>> BEGIN Given data

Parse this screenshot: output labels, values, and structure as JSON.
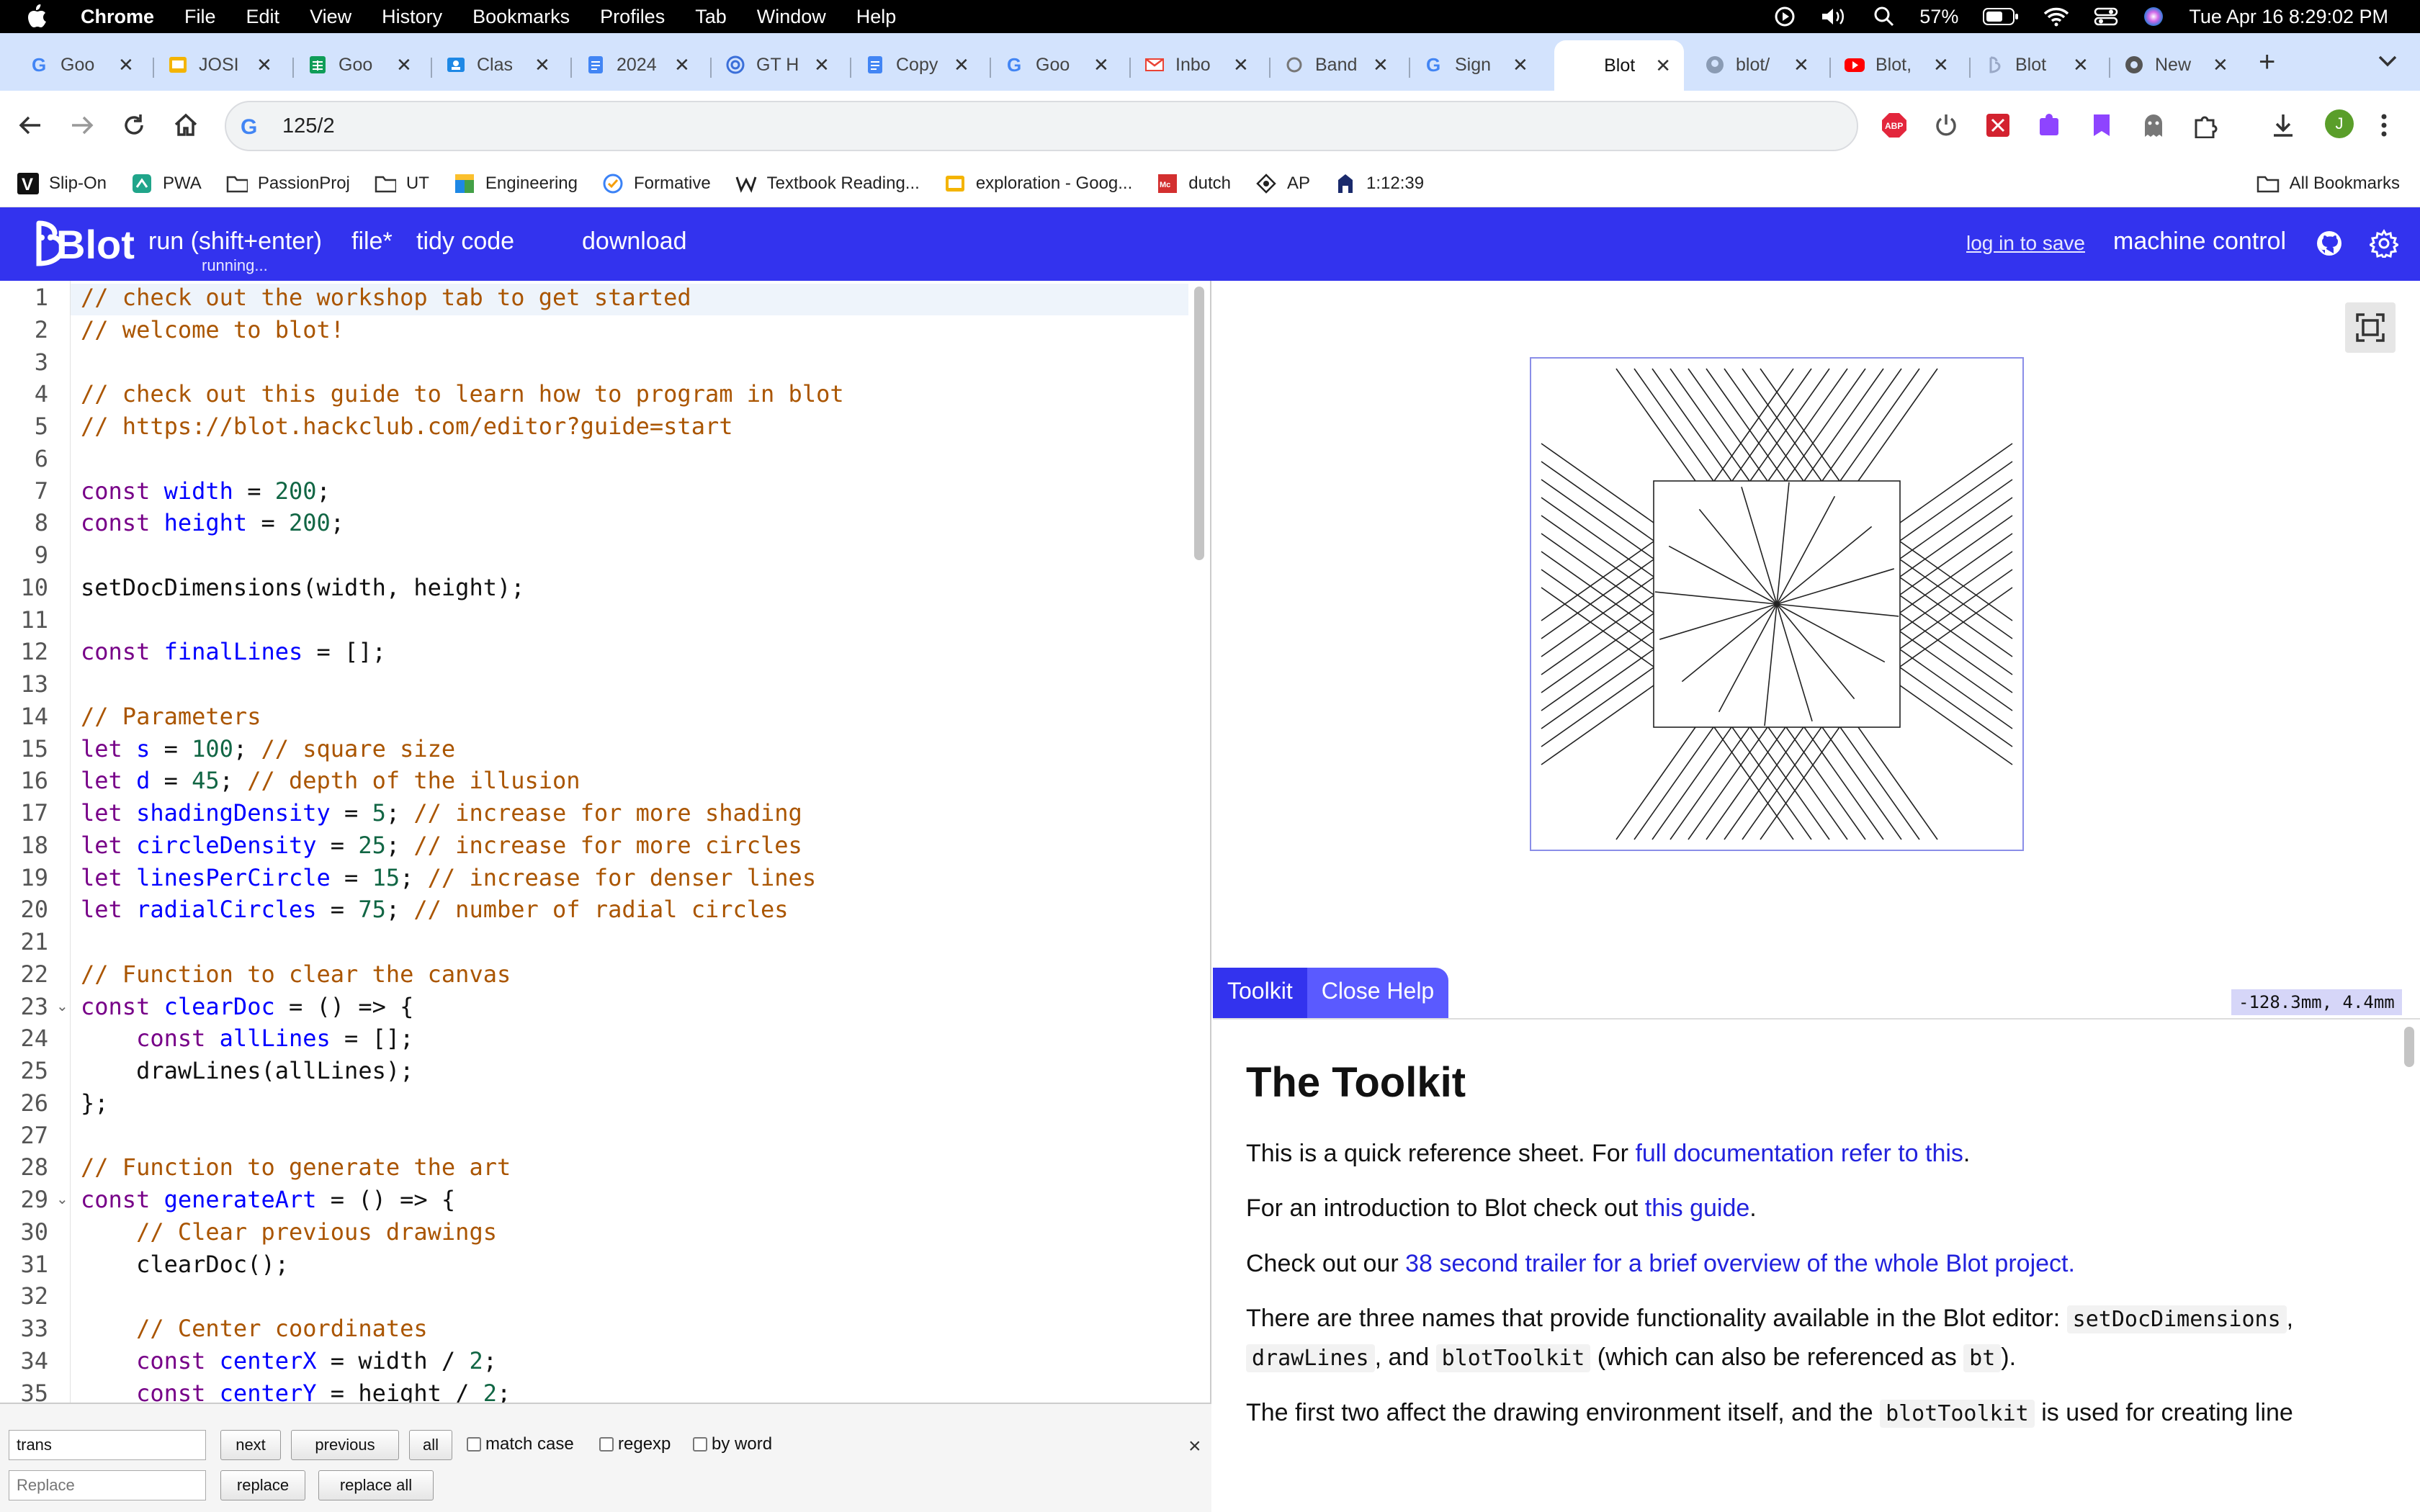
{
  "menubar": {
    "app": "Chrome",
    "items": [
      "File",
      "Edit",
      "View",
      "History",
      "Bookmarks",
      "Profiles",
      "Tab",
      "Window",
      "Help"
    ],
    "battery": "57%",
    "clock": "Tue Apr 16  8:29:02 PM"
  },
  "tabs": [
    {
      "title": "Goo",
      "icon": "google-icon"
    },
    {
      "title": "JOSI",
      "icon": "slides-icon"
    },
    {
      "title": "Goo",
      "icon": "sheets-icon"
    },
    {
      "title": "Clas",
      "icon": "classroom-icon"
    },
    {
      "title": "2024",
      "icon": "docs-icon"
    },
    {
      "title": "GT H",
      "icon": "tracker-icon"
    },
    {
      "title": "Copy",
      "icon": "docs-icon"
    },
    {
      "title": "Goo",
      "icon": "google-icon"
    },
    {
      "title": "Inbo",
      "icon": "gmail-icon"
    },
    {
      "title": "Band",
      "icon": "band-icon"
    },
    {
      "title": "Sign",
      "icon": "google-icon"
    },
    {
      "title": "Blot",
      "icon": "blot-icon",
      "active": true
    },
    {
      "title": "blot/",
      "icon": "github-icon"
    },
    {
      "title": "Blot,",
      "icon": "youtube-icon"
    },
    {
      "title": "Blot",
      "icon": "blot-icon"
    },
    {
      "title": "New",
      "icon": "chrome-icon"
    }
  ],
  "address": {
    "url": "125/2"
  },
  "bookmarks": [
    {
      "label": "Slip-On",
      "icon": "vans-icon"
    },
    {
      "label": "PWA",
      "icon": "pwa-icon"
    },
    {
      "label": "PassionProj",
      "icon": "folder-icon"
    },
    {
      "label": "UT",
      "icon": "folder-icon"
    },
    {
      "label": "Engineering",
      "icon": "engineering-icon"
    },
    {
      "label": "Formative",
      "icon": "formative-icon"
    },
    {
      "label": "Textbook Reading...",
      "icon": "textbook-icon"
    },
    {
      "label": "exploration - Goog...",
      "icon": "slides-icon"
    },
    {
      "label": "dutch",
      "icon": "mcgraw-icon"
    },
    {
      "label": "AP",
      "icon": "ap-icon"
    },
    {
      "label": "1:12:39",
      "icon": "timer-icon"
    }
  ],
  "all_bookmarks": "All Bookmarks",
  "blot": {
    "logo": "Blot",
    "run": "run (shift+enter)",
    "run_status": "running...",
    "file": "file*",
    "tidy": "tidy code",
    "download": "download",
    "login": "log in to save",
    "machine": "machine control"
  },
  "editor": {
    "line_numbers": [
      "1",
      "2",
      "3",
      "4",
      "5",
      "6",
      "7",
      "8",
      "9",
      "10",
      "11",
      "12",
      "13",
      "14",
      "15",
      "16",
      "17",
      "18",
      "19",
      "20",
      "21",
      "22",
      "23",
      "24",
      "25",
      "26",
      "27",
      "28",
      "29",
      "30",
      "31",
      "32",
      "33",
      "34",
      "35"
    ],
    "fold_lines": [
      23,
      29
    ],
    "lines": [
      [
        [
          "cm",
          "// check out the workshop tab to get started"
        ]
      ],
      [
        [
          "cm",
          "// welcome to blot!"
        ]
      ],
      [],
      [
        [
          "cm",
          "// check out this guide to learn how to program in blot"
        ]
      ],
      [
        [
          "cm",
          "// https://blot.hackclub.com/editor?guide=start"
        ]
      ],
      [],
      [
        [
          "kw",
          "const"
        ],
        [
          "op",
          " "
        ],
        [
          "def",
          "width"
        ],
        [
          "op",
          " = "
        ],
        [
          "num",
          "200"
        ],
        [
          "op",
          ";"
        ]
      ],
      [
        [
          "kw",
          "const"
        ],
        [
          "op",
          " "
        ],
        [
          "def",
          "height"
        ],
        [
          "op",
          " = "
        ],
        [
          "num",
          "200"
        ],
        [
          "op",
          ";"
        ]
      ],
      [],
      [
        [
          "op",
          "setDocDimensions(width, height);"
        ]
      ],
      [],
      [
        [
          "kw",
          "const"
        ],
        [
          "op",
          " "
        ],
        [
          "def",
          "finalLines"
        ],
        [
          "op",
          " = [];"
        ]
      ],
      [],
      [
        [
          "cm",
          "// Parameters"
        ]
      ],
      [
        [
          "kw",
          "let"
        ],
        [
          "op",
          " "
        ],
        [
          "def",
          "s"
        ],
        [
          "op",
          " = "
        ],
        [
          "num",
          "100"
        ],
        [
          "op",
          "; "
        ],
        [
          "cm",
          "// square size"
        ]
      ],
      [
        [
          "kw",
          "let"
        ],
        [
          "op",
          " "
        ],
        [
          "def",
          "d"
        ],
        [
          "op",
          " = "
        ],
        [
          "num",
          "45"
        ],
        [
          "op",
          "; "
        ],
        [
          "cm",
          "// depth of the illusion"
        ]
      ],
      [
        [
          "kw",
          "let"
        ],
        [
          "op",
          " "
        ],
        [
          "def",
          "shadingDensity"
        ],
        [
          "op",
          " = "
        ],
        [
          "num",
          "5"
        ],
        [
          "op",
          "; "
        ],
        [
          "cm",
          "// increase for more shading"
        ]
      ],
      [
        [
          "kw",
          "let"
        ],
        [
          "op",
          " "
        ],
        [
          "def",
          "circleDensity"
        ],
        [
          "op",
          " = "
        ],
        [
          "num",
          "25"
        ],
        [
          "op",
          "; "
        ],
        [
          "cm",
          "// increase for more circles"
        ]
      ],
      [
        [
          "kw",
          "let"
        ],
        [
          "op",
          " "
        ],
        [
          "def",
          "linesPerCircle"
        ],
        [
          "op",
          " = "
        ],
        [
          "num",
          "15"
        ],
        [
          "op",
          "; "
        ],
        [
          "cm",
          "// increase for denser lines"
        ]
      ],
      [
        [
          "kw",
          "let"
        ],
        [
          "op",
          " "
        ],
        [
          "def",
          "radialCircles"
        ],
        [
          "op",
          " = "
        ],
        [
          "num",
          "75"
        ],
        [
          "op",
          "; "
        ],
        [
          "cm",
          "// number of radial circles"
        ]
      ],
      [],
      [
        [
          "cm",
          "// Function to clear the canvas"
        ]
      ],
      [
        [
          "kw",
          "const"
        ],
        [
          "op",
          " "
        ],
        [
          "def",
          "clearDoc"
        ],
        [
          "op",
          " = () => {"
        ]
      ],
      [
        [
          "op",
          "    "
        ],
        [
          "kw",
          "const"
        ],
        [
          "op",
          " "
        ],
        [
          "def",
          "allLines"
        ],
        [
          "op",
          " = [];"
        ]
      ],
      [
        [
          "op",
          "    drawLines(allLines);"
        ]
      ],
      [
        [
          "op",
          "};"
        ]
      ],
      [],
      [
        [
          "cm",
          "// Function to generate the art"
        ]
      ],
      [
        [
          "kw",
          "const"
        ],
        [
          "op",
          " "
        ],
        [
          "def",
          "generateArt"
        ],
        [
          "op",
          " = () => {"
        ]
      ],
      [
        [
          "op",
          "    "
        ],
        [
          "cm",
          "// Clear previous drawings"
        ]
      ],
      [
        [
          "op",
          "    clearDoc();"
        ]
      ],
      [],
      [
        [
          "op",
          "    "
        ],
        [
          "cm",
          "// Center coordinates"
        ]
      ],
      [
        [
          "op",
          "    "
        ],
        [
          "kw",
          "const"
        ],
        [
          "op",
          " "
        ],
        [
          "def",
          "centerX"
        ],
        [
          "op",
          " = width / "
        ],
        [
          "num",
          "2"
        ],
        [
          "op",
          ";"
        ]
      ],
      [
        [
          "op",
          "    "
        ],
        [
          "kw",
          "const"
        ],
        [
          "op",
          " "
        ],
        [
          "def",
          "centerY"
        ],
        [
          "op",
          " = height / "
        ],
        [
          "num",
          "2"
        ],
        [
          "op",
          ";"
        ]
      ]
    ]
  },
  "search": {
    "query": "trans",
    "replace_placeholder": "Replace",
    "next": "next",
    "previous": "previous",
    "all": "all",
    "match_case": "match case",
    "regexp": "regexp",
    "by_word": "by word",
    "replace": "replace",
    "replace_all": "replace all",
    "close": "×"
  },
  "viewer": {
    "coords": "-128.3mm,  4.4mm",
    "tab_toolkit": "Toolkit",
    "tab_close_help": "Close Help"
  },
  "help": {
    "title": "The Toolkit",
    "p1_pre": "This is a quick reference sheet. For ",
    "p1_link": "full documentation refer to this",
    "p1_post": ".",
    "p2_pre": "For an introduction to Blot check out ",
    "p2_link": "this guide",
    "p2_post": ".",
    "p3_pre": "Check out our ",
    "p3_link": "38 second trailer for a brief overview of the whole Blot project.",
    "p4_pre": "There are three names that provide functionality available in the Blot editor: ",
    "p4_code1": "setDocDimensions",
    "p4_sep1": ",",
    "p4_code2": "drawLines",
    "p4_sep2": ", and ",
    "p4_code3": "blotToolkit",
    "p4_mid": " (which can also be referenced as ",
    "p4_code4": "bt",
    "p4_post": ").",
    "p5_pre": "The first two affect the drawing environment itself, and the ",
    "p5_code": "blotToolkit",
    "p5_post": " is used for creating line"
  },
  "colors": {
    "blot_blue": "#3333ee",
    "tab_strip": "#d3e3fd",
    "keyword": "#770088",
    "definition": "#0000ff",
    "number": "#116644",
    "comment": "#aa5500"
  }
}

>> END Given data

Determine the number of lines in the listing that hold the word "blotToolkit", and supply that number and nothing further.

2